### 掲載文
見出し画像

生まれるため脱ぎ捨てる

人間は肉体の生誕とともに
生まれてくるわけではない。

というのも、生まれるとともに
精神や意識も
「あるべき姿を獲得する」個体は
おそらくない気がします。

狭い経験や体験からの
直観でしかありませんが。

自分という個体として
世界においてきちんと産み落とす作業が、
むしろ人生の主要活動と言っても
良いかもしれません。

この「自分を、自分を取り巻く世界に、
もう一度自分の性質に従って、
自分を生み落とす
」作業は、

いうとなれば、何かのサイトや
サービス登録直後に発行された
仮パスワードに対し、
一度リセットして
自分が覚えやすい意味のある
パスワードに変更するようなものと
近いイメージです。

(「覚えるの効率悪いからChrome生成パスワードでやるのが常識よ!」という方も一度は仮パスワードをリセットしてます。Chromeに代行してもらったけれど作業としては存在します)

私は生まれてから
微妙にさまざまな環境に
馴染めませんでした。

家族、親戚、家系の価値観や感覚、
学校や社会の通念、
国や経済が支持する正義、などです。

気持ちがつらくなるような
具合の悪いことが
積もりに積もりました。

その過半数は些細すぎることや
理解されないことを
確認してみて挫折を味わうことなく
直感的に分かってしまうほどです。

残りはそこそこひどい目に
繰り返し遭って覚えました。

ここまで自分の感覚が
あらゆる環境から受ける
一般的なメッセージで
否定されると
黒い嫌悪感がどうしても
多く溜まってしまいます。

自己否定や恥の感覚、
同時にあらゆるものを、
自分にとっての理不尽を、
見下し破壊したい衝動。

もちろん「適応」の努力を
強いられたし、心から望んでいました。
自分の素直な気持ちは
わがままで、まともでなく、
管理上問題点になるような
社交の場で不適切になりがちで
目を逸らされ苦笑いで
スルーされるような
逸脱であるということを
何度も何度も実感したからです。

同じサイズの四角のピースが
三角の穴にどうしても嵌まらないけど
その虚しい試みをヤケクソに繰り返す
完璧なまでのnot fit in。

「三角なのに
 三角にとって当たり前のことを
 なんで三角のように感じない、
 できないの??」
とずっと思っていましたが。

でもやっぱり三角じゃなかったのです。
気づくのに時間がかかりました。
心の形を映す高性能鏡って
意外と簡単には出会えないんですね。

で、結局これって
個人的な話ではないなとある時
ふと腑に落ちてきました。

もちろん個人的な挫折や性質、
社会環境との関わりで
経験した価値観への受容度は千差万別。

ですが、
初期設定の仮パスワードでは
何かしら具合が悪い試練が
必ず用意されています。

探すわけです。
自分の本命パスワード

人によっては
そのタイミングは
本当にまちまちだと思います。

また、一気に仮パスワードを
リセットできた人もいれば
何回も分けて、
1バイトごと少しずつ
リセットすることになる人もいます。

仮パスワードって
きっとカルマだの因果だの
データ引継ぎ後強くなって
ニューゲーム再開してまで
倒さなければならない
ボスのようなものでしょう。

### データ抜粋
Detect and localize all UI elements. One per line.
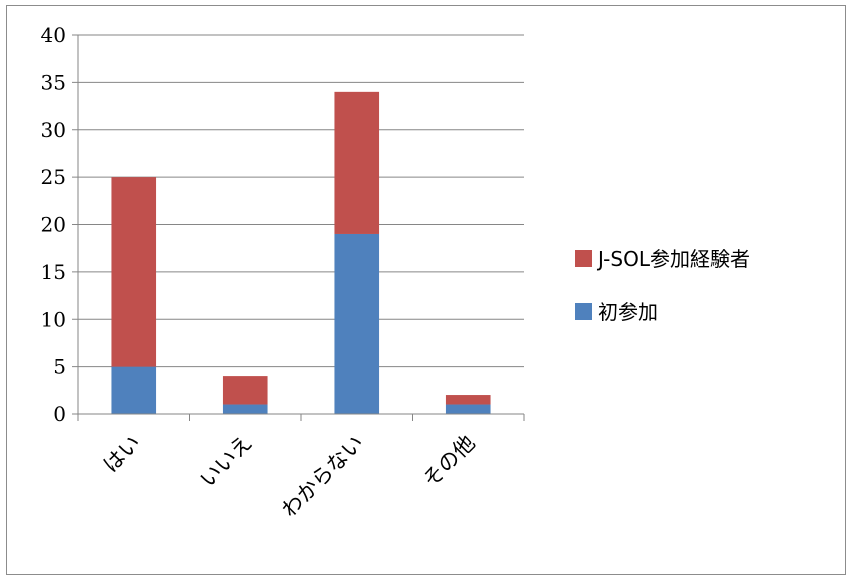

### 記述課題
自分を生み落とし直すことを仮パスワードのリセットにたとえた文章について、最後の文のあとに続く部分を書いてください。

### 演習結果
私の場合、振り返ると
「おいこれどれだけ長い仮パスワードを割り振られてて、どういう気が遠くなるような細かい単位でリセットかけてるんだ」と
主観ではついタラタラと文句を垂らしたい
惰性に流されたくなるような
リセットの道でした。

なお、今も終わりが見えていません。
もっとかかる人もいるでしょう。

ただ、何か仮パスで割り振られた
デフォルトをひとつ脱ぎ捨てるたび
リセットに確実に近づく
と感じました。
心が明らかに軽くなります。

元々あるものを脱ぎ捨てる、
ーーまたは追い出される形や
遠ざける形を取ることもありますがーーー

かなりの恐怖、孤独、疎外感、惨めさなどなどが伴います。場合によっては長い時間心には地獄のような感情が壊れるまで暴走するジェットコースターが走ることになります。

それでも、
脱ぎ捨てるものが増えるたび
自分が生まれてくるための出口への通路が
ほんの少し広く緩くなり、
頭や首を締め付けるものが
ふわっと消えていきます。

人間は
死ぬまでにちゃんと生まれるために
仮パス発行の1回目の産み落としを
経験する構造
になっているのではないかと
考えてみます。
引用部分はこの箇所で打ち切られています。